_STATED TASK_: Track down every line below that holds "text" and copy it.

_DATASET EXTRACT_:
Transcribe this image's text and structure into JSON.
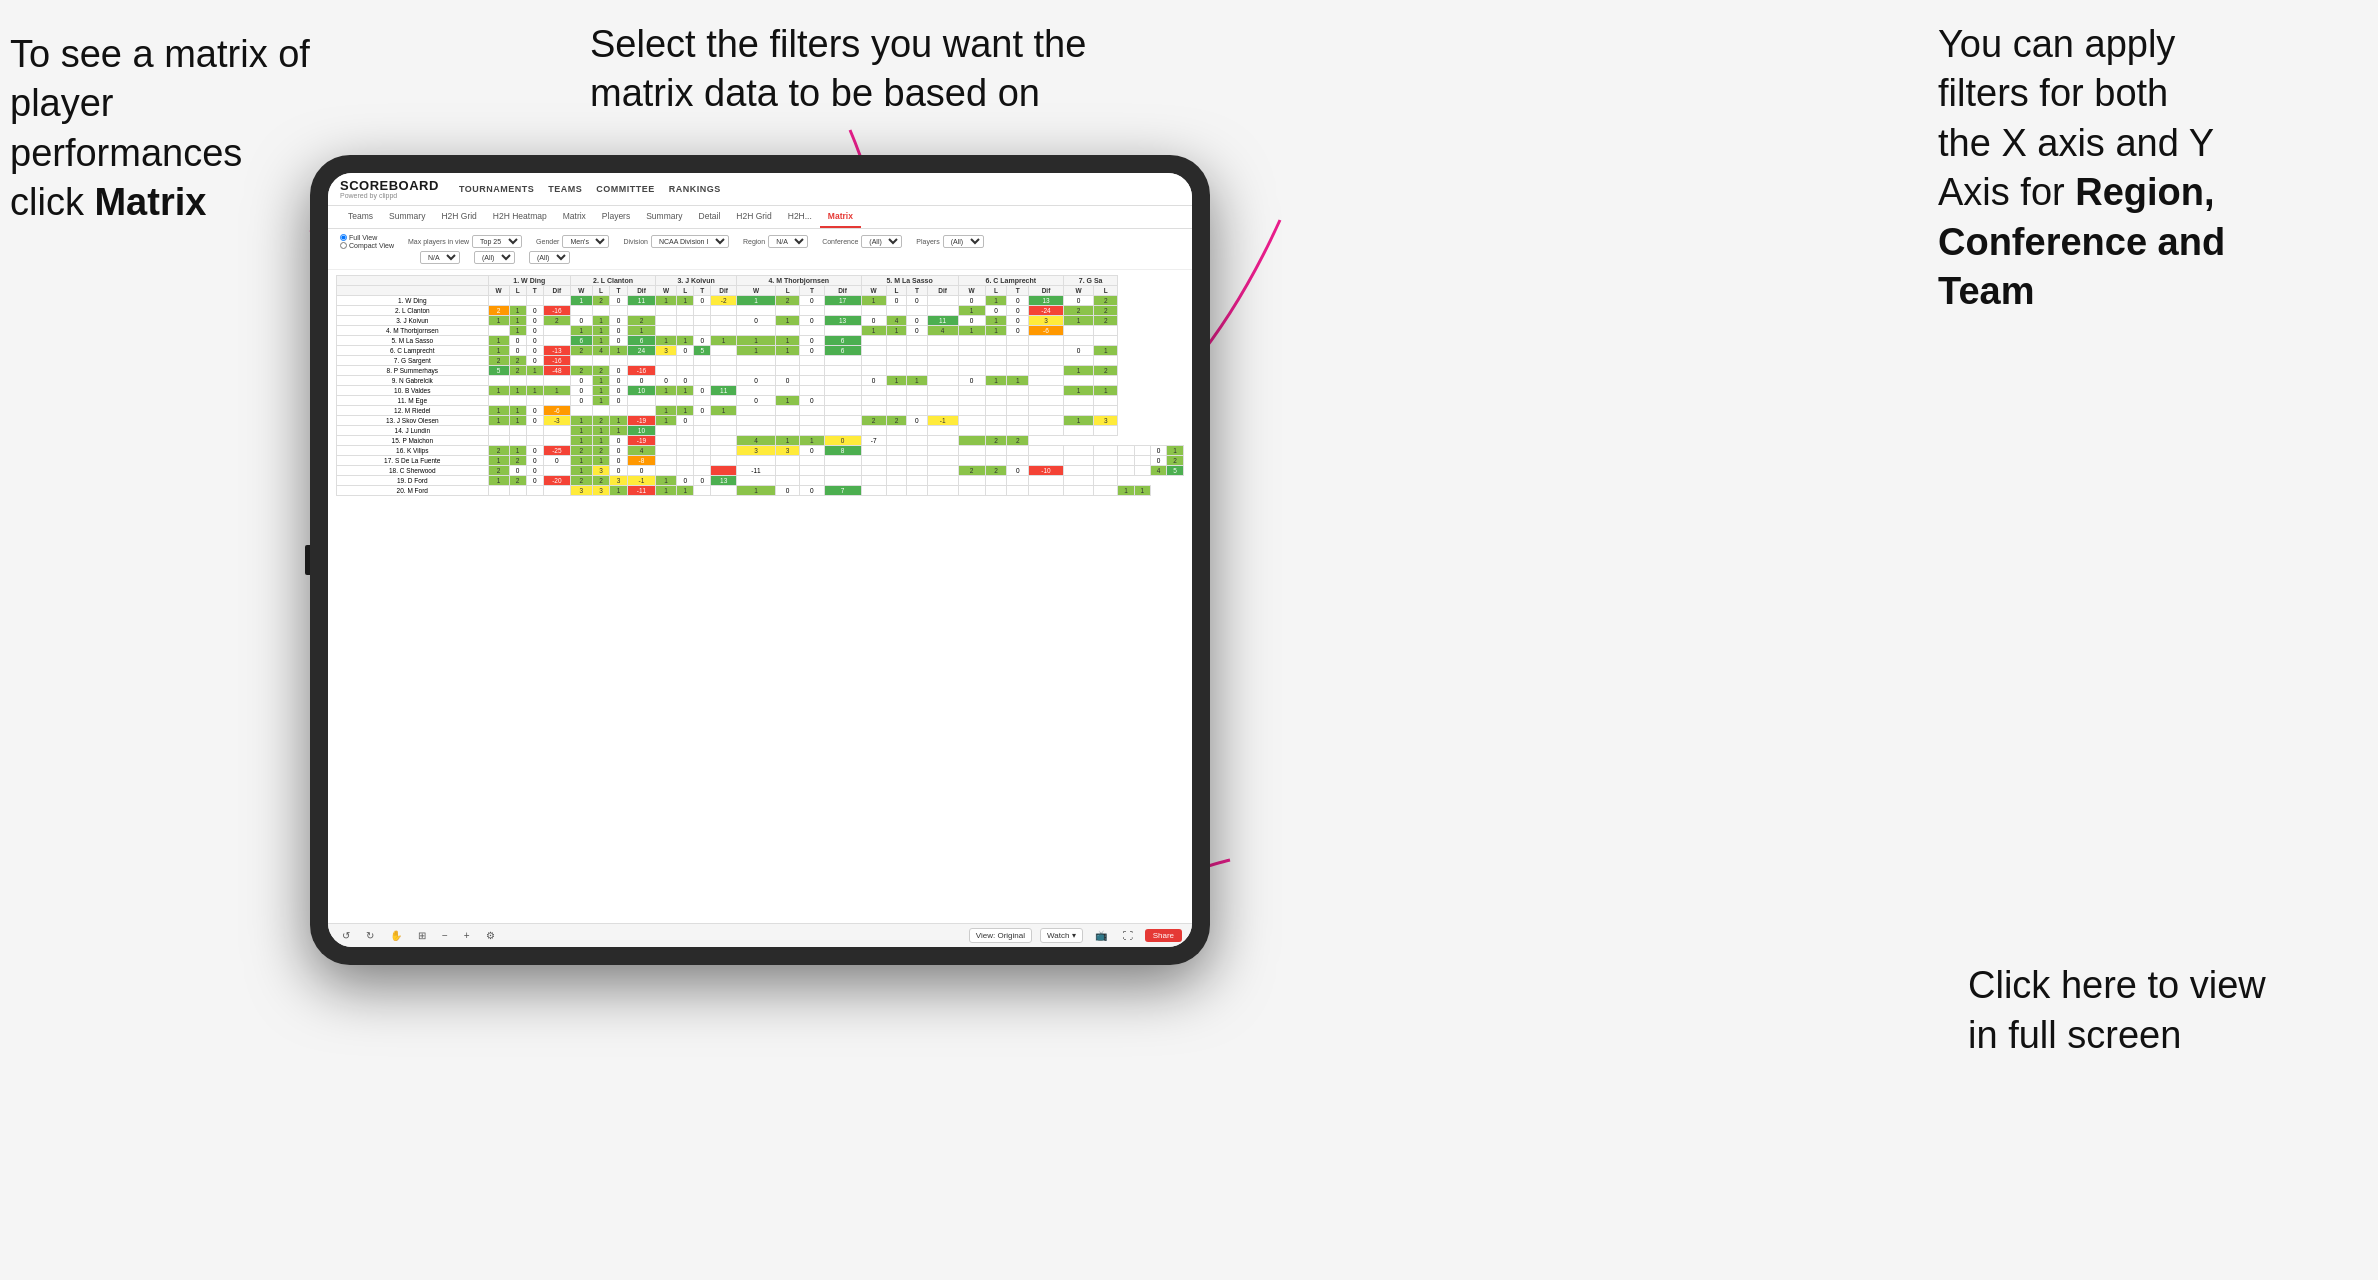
{
  "annotations": {
    "topleft": {
      "line1": "To see a matrix of",
      "line2": "player performances",
      "line3pre": "click ",
      "line3bold": "Matrix"
    },
    "topmid": {
      "text": "Select the filters you want the matrix data to be based on"
    },
    "topright": {
      "line1": "You  can apply",
      "line2": "filters for both",
      "line3": "the X axis and Y",
      "line4pre": "Axis for ",
      "line4bold": "Region,",
      "line5bold": "Conference and",
      "line6bold": "Team"
    },
    "bottomright": {
      "line1": "Click here to view",
      "line2": "in full screen"
    }
  },
  "app": {
    "logo": "SCOREBOARD",
    "logo_sub": "Powered by clippd",
    "nav_items": [
      "TOURNAMENTS",
      "TEAMS",
      "COMMITTEE",
      "RANKINGS"
    ],
    "sub_tabs": [
      "Teams",
      "Summary",
      "H2H Grid",
      "H2H Heatmap",
      "Matrix",
      "Players",
      "Summary",
      "Detail",
      "H2H Grid",
      "H2H...",
      "Matrix"
    ],
    "active_tab": "Matrix",
    "filters": {
      "view_options": [
        "Full View",
        "Compact View"
      ],
      "max_players": "Top 25",
      "gender": "Men's",
      "division": "NCAA Division I",
      "region_label": "Region",
      "region_val": "N/A",
      "conference_label": "Conference",
      "conference_val": "(All)",
      "players_label": "Players",
      "players_val": "(All)"
    },
    "toolbar": {
      "view_label": "View: Original",
      "watch_label": "Watch ▾",
      "share_label": "Share"
    }
  },
  "matrix": {
    "columns": [
      "1. W Ding",
      "2. L Clanton",
      "3. J Koivun",
      "4. M Thorbjornsen",
      "5. M La Sasso",
      "6. C Lamprecht",
      "7. G Sa"
    ],
    "col_sub": [
      "W",
      "L",
      "T",
      "Dif"
    ],
    "rows": [
      {
        "name": "1. W Ding",
        "data": [
          "",
          "",
          "",
          "",
          "1",
          "2",
          "0",
          "11",
          "1",
          "1",
          "0",
          "-2",
          "1",
          "2",
          "0",
          "17",
          "1",
          "0",
          "0",
          "",
          "0",
          "1",
          "0",
          "13",
          "0",
          "2"
        ]
      },
      {
        "name": "2. L Clanton",
        "data": [
          "2",
          "1",
          "0",
          "-16",
          "",
          "",
          "",
          "",
          "",
          "",
          "",
          "",
          "",
          "",
          "",
          "",
          "",
          "",
          "",
          "",
          "1",
          "0",
          "0",
          "-24",
          "2",
          "2"
        ]
      },
      {
        "name": "3. J Koivun",
        "data": [
          "1",
          "1",
          "0",
          "2",
          "0",
          "1",
          "0",
          "2",
          "",
          "",
          "",
          "",
          "0",
          "1",
          "0",
          "13",
          "0",
          "4",
          "0",
          "11",
          "0",
          "1",
          "0",
          "3",
          "1",
          "2"
        ]
      },
      {
        "name": "4. M Thorbjornsen",
        "data": [
          "",
          "1",
          "0",
          "",
          "1",
          "1",
          "0",
          "1",
          "",
          "",
          "",
          "",
          "",
          "",
          "",
          "",
          "1",
          "1",
          "0",
          "4",
          "1",
          "1",
          "0",
          "-6",
          "",
          ""
        ]
      },
      {
        "name": "5. M La Sasso",
        "data": [
          "1",
          "0",
          "0",
          "",
          "6",
          "1",
          "0",
          "6",
          "1",
          "1",
          "0",
          "1",
          "1",
          "1",
          "0",
          "6",
          "",
          "",
          "",
          "",
          "",
          "",
          "",
          "",
          "",
          ""
        ]
      },
      {
        "name": "6. C Lamprecht",
        "data": [
          "1",
          "0",
          "0",
          "-13",
          "2",
          "4",
          "1",
          "24",
          "3",
          "0",
          "5",
          "",
          "1",
          "1",
          "0",
          "6",
          "",
          "",
          "",
          "",
          "",
          "",
          "",
          "",
          "0",
          "1"
        ]
      },
      {
        "name": "7. G Sargent",
        "data": [
          "2",
          "2",
          "0",
          "-16",
          "",
          "",
          "",
          "",
          "",
          "",
          "",
          "",
          "",
          "",
          "",
          "",
          "",
          "",
          "",
          "",
          "",
          "",
          "",
          "",
          "",
          ""
        ]
      },
      {
        "name": "8. P Summerhays",
        "data": [
          "5",
          "2",
          "1",
          "-48",
          "2",
          "2",
          "0",
          "-16",
          "",
          "",
          "",
          "",
          "",
          "",
          "",
          "",
          "",
          "",
          "",
          "",
          "",
          "",
          "",
          "",
          "1",
          "2"
        ]
      },
      {
        "name": "9. N Gabrelcik",
        "data": [
          "",
          "",
          "",
          "",
          "0",
          "1",
          "0",
          "0",
          "0",
          "0",
          "",
          "",
          "0",
          "0",
          "",
          "",
          "0",
          "1",
          "1",
          "",
          "0",
          "1",
          "1",
          "",
          "",
          ""
        ]
      },
      {
        "name": "10. B Valdes",
        "data": [
          "1",
          "1",
          "1",
          "1",
          "0",
          "1",
          "0",
          "10",
          "1",
          "1",
          "0",
          "11",
          "",
          "",
          "",
          "",
          "",
          "",
          "",
          "",
          "",
          "",
          "",
          "",
          "1",
          "1"
        ]
      },
      {
        "name": "11. M Ege",
        "data": [
          "",
          "",
          "",
          "",
          "0",
          "1",
          "0",
          "",
          "",
          "",
          "",
          "",
          "0",
          "1",
          "0",
          "",
          "",
          "",
          "",
          "",
          "",
          "",
          "",
          "",
          "",
          ""
        ]
      },
      {
        "name": "12. M Riedel",
        "data": [
          "1",
          "1",
          "0",
          "-6",
          "",
          "",
          "",
          "",
          "1",
          "1",
          "0",
          "1",
          "",
          "",
          "",
          "",
          "",
          "",
          "",
          "",
          "",
          "",
          "",
          "",
          "",
          ""
        ]
      },
      {
        "name": "13. J Skov Olesen",
        "data": [
          "1",
          "1",
          "0",
          "-3",
          "1",
          "2",
          "1",
          "-19",
          "1",
          "0",
          "",
          "",
          "",
          "",
          "",
          "",
          "2",
          "2",
          "0",
          "-1",
          "",
          "",
          "",
          "",
          "1",
          "3"
        ]
      },
      {
        "name": "14. J Lundin",
        "data": [
          "",
          "",
          "",
          "",
          "1",
          "1",
          "1",
          "10",
          "",
          "",
          "",
          "",
          "",
          "",
          "",
          "",
          "",
          "",
          "",
          "",
          "",
          "",
          "",
          "",
          "",
          ""
        ]
      },
      {
        "name": "15. P Maichon",
        "data": [
          "",
          "",
          "",
          "",
          "1",
          "1",
          "0",
          "-19",
          "",
          "",
          "",
          "",
          "4",
          "1",
          "1",
          "0",
          "-7",
          "",
          "",
          "",
          "",
          "2",
          "2"
        ]
      },
      {
        "name": "16. K Vilips",
        "data": [
          "2",
          "1",
          "0",
          "-25",
          "2",
          "2",
          "0",
          "4",
          "",
          "",
          "",
          "",
          "3",
          "3",
          "0",
          "8",
          "",
          "",
          "",
          "",
          "",
          "",
          "",
          "",
          "",
          "",
          "",
          "",
          "0",
          "1"
        ]
      },
      {
        "name": "17. S De La Fuente",
        "data": [
          "1",
          "2",
          "0",
          "0",
          "1",
          "1",
          "0",
          "-8",
          "",
          "",
          "",
          "",
          "",
          "",
          "",
          "",
          "",
          "",
          "",
          "",
          "",
          "",
          "",
          "",
          "",
          "",
          "",
          "",
          "0",
          "2"
        ]
      },
      {
        "name": "18. C Sherwood",
        "data": [
          "2",
          "0",
          "0",
          "",
          "1",
          "3",
          "0",
          "0",
          "",
          "",
          "",
          "",
          "-11",
          "",
          "",
          "",
          "",
          "",
          "",
          "",
          "2",
          "2",
          "0",
          "-10",
          "",
          "",
          "",
          "",
          "4",
          "5"
        ]
      },
      {
        "name": "19. D Ford",
        "data": [
          "1",
          "2",
          "0",
          "-20",
          "2",
          "2",
          "3",
          "-1",
          "1",
          "0",
          "0",
          "13",
          "",
          "",
          "",
          "",
          "",
          "",
          "",
          "",
          "",
          "",
          "",
          "",
          "",
          ""
        ]
      },
      {
        "name": "20. M Ford",
        "data": [
          "",
          "",
          "",
          "",
          "3",
          "3",
          "1",
          "-11",
          "1",
          "1",
          "",
          "",
          "1",
          "0",
          "0",
          "7",
          "",
          "",
          "",
          "",
          "",
          "",
          "",
          "",
          "",
          "",
          "1",
          "1"
        ]
      }
    ]
  }
}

_IN RESPONSE_:
Transcribe this image's text and structure into JSON.
      "text": "Select the filters you want the matrix data to be based on"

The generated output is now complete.